- Instructions to follow: How many lines of the records hold the string "Level"? Reply with the number alone.

- Records for the exercise:
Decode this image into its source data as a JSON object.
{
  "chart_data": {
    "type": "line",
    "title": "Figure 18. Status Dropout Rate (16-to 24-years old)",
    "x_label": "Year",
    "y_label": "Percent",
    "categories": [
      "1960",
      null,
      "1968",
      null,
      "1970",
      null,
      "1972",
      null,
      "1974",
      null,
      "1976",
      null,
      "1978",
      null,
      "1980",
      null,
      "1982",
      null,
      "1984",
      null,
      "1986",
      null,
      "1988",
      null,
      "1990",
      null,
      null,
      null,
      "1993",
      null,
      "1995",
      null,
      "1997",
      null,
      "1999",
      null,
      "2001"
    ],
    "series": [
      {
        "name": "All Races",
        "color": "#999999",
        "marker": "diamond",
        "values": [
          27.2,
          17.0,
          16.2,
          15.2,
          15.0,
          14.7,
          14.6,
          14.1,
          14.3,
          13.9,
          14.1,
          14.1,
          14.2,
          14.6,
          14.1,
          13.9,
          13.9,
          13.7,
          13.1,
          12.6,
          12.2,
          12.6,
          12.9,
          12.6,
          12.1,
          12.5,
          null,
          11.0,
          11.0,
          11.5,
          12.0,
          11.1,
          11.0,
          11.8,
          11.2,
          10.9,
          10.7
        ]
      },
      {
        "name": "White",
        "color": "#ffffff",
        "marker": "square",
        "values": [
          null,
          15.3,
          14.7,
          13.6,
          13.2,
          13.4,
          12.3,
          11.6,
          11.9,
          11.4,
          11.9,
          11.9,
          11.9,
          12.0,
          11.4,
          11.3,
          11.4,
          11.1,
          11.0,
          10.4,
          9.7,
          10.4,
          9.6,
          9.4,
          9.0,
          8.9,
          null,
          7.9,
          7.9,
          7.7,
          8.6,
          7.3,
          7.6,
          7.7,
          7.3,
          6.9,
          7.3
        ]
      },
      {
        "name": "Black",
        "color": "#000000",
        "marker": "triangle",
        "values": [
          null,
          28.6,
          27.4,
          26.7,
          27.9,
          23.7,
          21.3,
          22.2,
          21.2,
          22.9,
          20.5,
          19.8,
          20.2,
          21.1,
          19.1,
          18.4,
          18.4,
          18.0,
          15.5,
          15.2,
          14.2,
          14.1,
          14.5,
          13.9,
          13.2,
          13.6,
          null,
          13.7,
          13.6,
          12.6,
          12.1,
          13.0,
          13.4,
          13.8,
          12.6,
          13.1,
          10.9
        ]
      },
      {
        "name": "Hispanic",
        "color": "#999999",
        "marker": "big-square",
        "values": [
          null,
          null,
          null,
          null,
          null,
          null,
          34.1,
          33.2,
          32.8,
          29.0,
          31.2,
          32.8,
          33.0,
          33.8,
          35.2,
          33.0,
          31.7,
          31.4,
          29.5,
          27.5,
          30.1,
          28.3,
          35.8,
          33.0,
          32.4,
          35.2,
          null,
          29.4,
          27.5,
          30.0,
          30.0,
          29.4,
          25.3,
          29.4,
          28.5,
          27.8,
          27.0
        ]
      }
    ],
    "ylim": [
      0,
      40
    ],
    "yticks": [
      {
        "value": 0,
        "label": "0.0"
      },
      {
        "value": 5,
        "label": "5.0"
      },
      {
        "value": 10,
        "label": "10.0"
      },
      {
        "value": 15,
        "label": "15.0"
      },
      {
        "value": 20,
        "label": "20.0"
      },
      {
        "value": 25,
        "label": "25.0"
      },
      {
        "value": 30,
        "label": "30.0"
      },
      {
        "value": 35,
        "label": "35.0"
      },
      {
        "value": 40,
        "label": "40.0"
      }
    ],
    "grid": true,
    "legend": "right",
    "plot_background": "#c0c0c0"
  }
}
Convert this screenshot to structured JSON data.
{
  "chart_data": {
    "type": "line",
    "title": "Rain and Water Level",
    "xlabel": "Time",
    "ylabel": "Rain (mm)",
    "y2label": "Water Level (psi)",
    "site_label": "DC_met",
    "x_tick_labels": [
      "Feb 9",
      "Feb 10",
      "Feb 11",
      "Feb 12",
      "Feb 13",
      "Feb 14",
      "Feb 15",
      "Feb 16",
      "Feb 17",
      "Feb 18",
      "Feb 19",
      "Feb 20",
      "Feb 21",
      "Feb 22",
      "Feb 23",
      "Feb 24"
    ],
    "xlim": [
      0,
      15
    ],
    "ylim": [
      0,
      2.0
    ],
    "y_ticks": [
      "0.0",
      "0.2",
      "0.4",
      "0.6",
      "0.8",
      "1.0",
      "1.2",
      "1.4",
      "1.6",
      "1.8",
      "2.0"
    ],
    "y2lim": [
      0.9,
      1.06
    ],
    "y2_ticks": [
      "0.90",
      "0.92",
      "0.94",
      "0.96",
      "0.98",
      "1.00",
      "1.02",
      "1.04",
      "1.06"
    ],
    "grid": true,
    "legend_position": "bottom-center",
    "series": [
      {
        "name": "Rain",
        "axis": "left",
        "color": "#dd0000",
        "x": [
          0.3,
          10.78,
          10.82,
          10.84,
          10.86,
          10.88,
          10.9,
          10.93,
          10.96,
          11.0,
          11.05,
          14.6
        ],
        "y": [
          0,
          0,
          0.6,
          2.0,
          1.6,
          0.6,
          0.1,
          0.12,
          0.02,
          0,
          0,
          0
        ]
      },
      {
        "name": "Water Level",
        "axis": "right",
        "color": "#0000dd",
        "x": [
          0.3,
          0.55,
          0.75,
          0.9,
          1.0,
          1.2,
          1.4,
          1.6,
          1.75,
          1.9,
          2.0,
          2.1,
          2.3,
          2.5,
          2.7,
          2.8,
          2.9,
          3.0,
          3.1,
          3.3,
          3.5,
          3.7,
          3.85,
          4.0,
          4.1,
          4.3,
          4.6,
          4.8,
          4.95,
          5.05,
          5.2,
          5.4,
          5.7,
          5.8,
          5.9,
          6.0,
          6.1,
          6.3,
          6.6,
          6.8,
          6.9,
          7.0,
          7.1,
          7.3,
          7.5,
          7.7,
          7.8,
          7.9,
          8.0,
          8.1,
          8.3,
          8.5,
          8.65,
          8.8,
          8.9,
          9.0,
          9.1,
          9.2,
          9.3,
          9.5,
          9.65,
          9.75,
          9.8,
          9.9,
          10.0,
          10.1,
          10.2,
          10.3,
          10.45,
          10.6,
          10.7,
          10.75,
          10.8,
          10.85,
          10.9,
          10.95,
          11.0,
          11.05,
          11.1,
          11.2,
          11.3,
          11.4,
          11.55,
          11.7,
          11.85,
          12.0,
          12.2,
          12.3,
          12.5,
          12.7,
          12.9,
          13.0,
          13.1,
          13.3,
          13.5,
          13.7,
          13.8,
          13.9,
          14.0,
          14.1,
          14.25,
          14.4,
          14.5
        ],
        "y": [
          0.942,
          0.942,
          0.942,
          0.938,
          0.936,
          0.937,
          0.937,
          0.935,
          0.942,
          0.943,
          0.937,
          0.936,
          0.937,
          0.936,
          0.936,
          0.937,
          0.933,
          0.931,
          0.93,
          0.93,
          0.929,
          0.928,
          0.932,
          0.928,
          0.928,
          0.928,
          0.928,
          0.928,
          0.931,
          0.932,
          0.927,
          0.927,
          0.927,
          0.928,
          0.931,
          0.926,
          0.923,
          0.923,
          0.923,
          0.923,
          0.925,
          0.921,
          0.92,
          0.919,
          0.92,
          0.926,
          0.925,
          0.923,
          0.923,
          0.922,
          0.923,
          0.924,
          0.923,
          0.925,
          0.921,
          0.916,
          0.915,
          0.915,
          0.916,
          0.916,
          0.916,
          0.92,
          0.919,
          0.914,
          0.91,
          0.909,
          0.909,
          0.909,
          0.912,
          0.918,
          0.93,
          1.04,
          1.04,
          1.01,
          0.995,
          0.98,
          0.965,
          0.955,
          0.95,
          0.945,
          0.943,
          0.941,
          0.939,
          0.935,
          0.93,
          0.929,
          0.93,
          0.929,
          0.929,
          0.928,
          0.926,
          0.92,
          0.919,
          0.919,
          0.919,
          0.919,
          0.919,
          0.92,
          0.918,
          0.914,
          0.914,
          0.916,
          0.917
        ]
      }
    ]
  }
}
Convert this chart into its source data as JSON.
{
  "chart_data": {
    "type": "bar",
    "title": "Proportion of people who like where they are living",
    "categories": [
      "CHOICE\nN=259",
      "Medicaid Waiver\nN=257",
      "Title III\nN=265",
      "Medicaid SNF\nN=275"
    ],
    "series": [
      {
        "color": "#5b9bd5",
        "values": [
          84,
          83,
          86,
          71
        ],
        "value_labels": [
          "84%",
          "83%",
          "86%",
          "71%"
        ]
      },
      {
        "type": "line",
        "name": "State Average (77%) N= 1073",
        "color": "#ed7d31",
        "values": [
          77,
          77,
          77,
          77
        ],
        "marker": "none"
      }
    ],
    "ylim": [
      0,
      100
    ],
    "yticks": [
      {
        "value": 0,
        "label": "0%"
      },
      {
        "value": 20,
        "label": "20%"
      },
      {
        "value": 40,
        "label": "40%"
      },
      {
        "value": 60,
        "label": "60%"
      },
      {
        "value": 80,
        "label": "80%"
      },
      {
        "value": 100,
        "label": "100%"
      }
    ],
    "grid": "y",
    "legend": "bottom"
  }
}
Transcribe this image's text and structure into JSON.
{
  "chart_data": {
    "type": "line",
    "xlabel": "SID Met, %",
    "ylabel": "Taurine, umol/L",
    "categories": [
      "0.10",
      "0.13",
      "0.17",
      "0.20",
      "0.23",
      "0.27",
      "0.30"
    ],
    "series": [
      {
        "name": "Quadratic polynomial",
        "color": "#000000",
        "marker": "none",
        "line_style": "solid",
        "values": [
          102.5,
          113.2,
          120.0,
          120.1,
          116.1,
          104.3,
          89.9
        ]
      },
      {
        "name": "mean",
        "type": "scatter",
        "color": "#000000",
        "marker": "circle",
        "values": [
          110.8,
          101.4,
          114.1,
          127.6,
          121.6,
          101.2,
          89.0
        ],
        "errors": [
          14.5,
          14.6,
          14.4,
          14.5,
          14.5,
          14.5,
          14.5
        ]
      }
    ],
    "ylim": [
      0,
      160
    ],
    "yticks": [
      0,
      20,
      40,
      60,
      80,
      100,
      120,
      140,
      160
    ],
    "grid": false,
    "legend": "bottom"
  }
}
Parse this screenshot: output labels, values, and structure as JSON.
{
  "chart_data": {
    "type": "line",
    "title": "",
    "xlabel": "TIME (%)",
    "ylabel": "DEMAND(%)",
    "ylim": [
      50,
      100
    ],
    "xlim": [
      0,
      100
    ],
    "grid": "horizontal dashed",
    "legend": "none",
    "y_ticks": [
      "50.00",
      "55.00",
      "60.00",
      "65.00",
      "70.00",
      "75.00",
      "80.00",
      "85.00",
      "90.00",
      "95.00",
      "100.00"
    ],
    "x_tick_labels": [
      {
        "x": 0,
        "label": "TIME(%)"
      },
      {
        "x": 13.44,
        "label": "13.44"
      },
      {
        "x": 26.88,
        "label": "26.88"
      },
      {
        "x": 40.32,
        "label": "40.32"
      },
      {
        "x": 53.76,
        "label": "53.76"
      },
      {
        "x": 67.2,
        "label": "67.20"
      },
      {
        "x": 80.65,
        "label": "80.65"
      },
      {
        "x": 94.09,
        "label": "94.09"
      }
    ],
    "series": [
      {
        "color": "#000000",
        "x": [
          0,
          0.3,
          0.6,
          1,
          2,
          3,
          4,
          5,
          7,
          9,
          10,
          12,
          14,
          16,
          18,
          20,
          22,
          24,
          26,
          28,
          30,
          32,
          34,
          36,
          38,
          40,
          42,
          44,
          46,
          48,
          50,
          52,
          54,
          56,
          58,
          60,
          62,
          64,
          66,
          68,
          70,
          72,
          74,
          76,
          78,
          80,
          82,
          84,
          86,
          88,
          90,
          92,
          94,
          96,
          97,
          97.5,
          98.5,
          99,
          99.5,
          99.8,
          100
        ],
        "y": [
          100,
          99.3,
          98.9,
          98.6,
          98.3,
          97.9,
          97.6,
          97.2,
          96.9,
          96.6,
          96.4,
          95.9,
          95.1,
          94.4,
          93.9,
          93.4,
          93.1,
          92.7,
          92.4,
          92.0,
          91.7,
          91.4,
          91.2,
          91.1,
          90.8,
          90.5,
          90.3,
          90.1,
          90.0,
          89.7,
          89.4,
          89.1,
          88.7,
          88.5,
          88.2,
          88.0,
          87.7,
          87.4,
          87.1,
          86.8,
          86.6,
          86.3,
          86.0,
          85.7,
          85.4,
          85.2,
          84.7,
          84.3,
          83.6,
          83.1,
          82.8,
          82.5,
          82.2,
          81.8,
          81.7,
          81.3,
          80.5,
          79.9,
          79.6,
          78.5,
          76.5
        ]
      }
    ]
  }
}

- Problem solution: 3